Prompt: Give back each entry unchanged, minus pictures.

Dataset items:

+===+

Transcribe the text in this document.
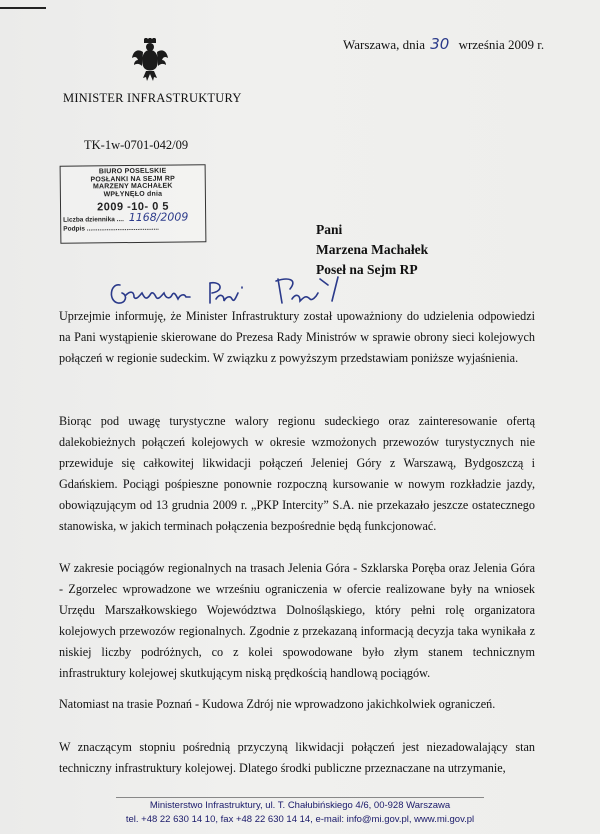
MINISTER INFRASTRUKTURY
Warszawa, dnia 30 września 2009 r.
TK-1w-0701-042/09
BIURO POSELSKIE
POSŁANKI NA SEJM RP
MARZENY MACHAŁEK
WPŁYNĘŁO dnia
2009 -10- 0 5
Liczba dziennika .... 1168/2009
Podpis ........................................	Pani
Marzena Machałek
Poseł na Sejm RP

Uprzejmie informuję, że Minister Infrastruktury został upoważniony do udzielenia odpowiedzi na Pani wystąpienie skierowane do Prezesa Rady Ministrów w sprawie obrony sieci kolejowych połączeń w regionie sudeckim. W związku z powyższym przedstawiam poniższe wyjaśnienia.

Biorąc pod uwagę turystyczne walory regionu sudeckiego oraz zainteresowanie ofertą dalekobieżnych połączeń kolejowych w okresie wzmożonych przewozów turystycznych nie przewiduje się całkowitej likwidacji połączeń Jeleniej Góry z Warszawą, Bydgoszczą i Gdańskiem. Pociągi pośpieszne ponownie rozpoczną kursowanie w nowym rozkładzie jazdy, obowiązującym od 13 grudnia 2009 r. „PKP Intercity” S.A. nie przekazało jeszcze ostatecznego stanowiska, w jakich terminach połączenia bezpośrednie będą funkcjonować.

W zakresie pociągów regionalnych na trasach Jelenia Góra - Szklarska Poręba oraz Jelenia Góra - Zgorzelec wprowadzone we wrześniu ograniczenia w ofercie realizowane były na wniosek Urzędu Marszałkowskiego Województwa Dolnośląskiego, który pełni rolę organizatora kolejowych przewozów regionalnych. Zgodnie z przekazaną informacją decyzja taka wynikała z niskiej liczby podróżnych, co z kolei spowodowane było złym stanem technicznym infrastruktury kolejowej skutkującym niską prędkością handlową pociągów.

Natomiast na trasie Poznań - Kudowa Zdrój nie wprowadzono jakichkolwiek ograniczeń.

W znaczącym stopniu pośrednią przyczyną likwidacji połączeń jest niezadowalający stan techniczny infrastruktury kolejowej. Dlatego środki publiczne przeznaczane na utrzymanie,

Ministerstwo Infrastruktury, ul. T. Chałubińskiego 4/6, 00-928 Warszawa
tel. +48 22 630 14 10, fax +48 22 630 14 14, e-mail: info@mi.gov.pl, www.mi.gov.pl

+===+

Result:
Transcribe the text in this document.
MINISTER INFRASTRUKTURY
Warszawa, dnia 30 września 2009 r.
TK-1w-0701-042/09
BIURO POSELSKIE
POSŁANKI NA SEJM RP
MARZENY MACHAŁEK
WPŁYNĘŁO dnia
2009 -10- 0 5
Liczba dziennika .... 1168/2009
Podpis ........................................	Pani
Marzena Machałek
Poseł na Sejm RP

Uprzejmie informuję, że Minister Infrastruktury został upoważniony do udzielenia odpowiedzi na Pani wystąpienie skierowane do Prezesa Rady Ministrów w sprawie obrony sieci kolejowych połączeń w regionie sudeckim. W związku z powyższym przedstawiam poniższe wyjaśnienia.

Biorąc pod uwagę turystyczne walory regionu sudeckiego oraz zainteresowanie ofertą dalekobieżnych połączeń kolejowych w okresie wzmożonych przewozów turystycznych nie przewiduje się całkowitej likwidacji połączeń Jeleniej Góry z Warszawą, Bydgoszczą i Gdańskiem. Pociągi pośpieszne ponownie rozpoczną kursowanie w nowym rozkładzie jazdy, obowiązującym od 13 grudnia 2009 r. „PKP Intercity” S.A. nie przekazało jeszcze ostatecznego stanowiska, w jakich terminach połączenia bezpośrednie będą funkcjonować.

W zakresie pociągów regionalnych na trasach Jelenia Góra - Szklarska Poręba oraz Jelenia Góra - Zgorzelec wprowadzone we wrześniu ograniczenia w ofercie realizowane były na wniosek Urzędu Marszałkowskiego Województwa Dolnośląskiego, który pełni rolę organizatora kolejowych przewozów regionalnych. Zgodnie z przekazaną informacją decyzja taka wynikała z niskiej liczby podróżnych, co z kolei spowodowane było złym stanem technicznym infrastruktury kolejowej skutkującym niską prędkością handlową pociągów.

Natomiast na trasie Poznań - Kudowa Zdrój nie wprowadzono jakichkolwiek ograniczeń.

W znaczącym stopniu pośrednią przyczyną likwidacji połączeń jest niezadowalający stan techniczny infrastruktury kolejowej. Dlatego środki publiczne przeznaczane na utrzymanie,

Ministerstwo Infrastruktury, ul. T. Chałubińskiego 4/6, 00-928 Warszawa
tel. +48 22 630 14 10, fax +48 22 630 14 14, e-mail: info@mi.gov.pl, www.mi.gov.pl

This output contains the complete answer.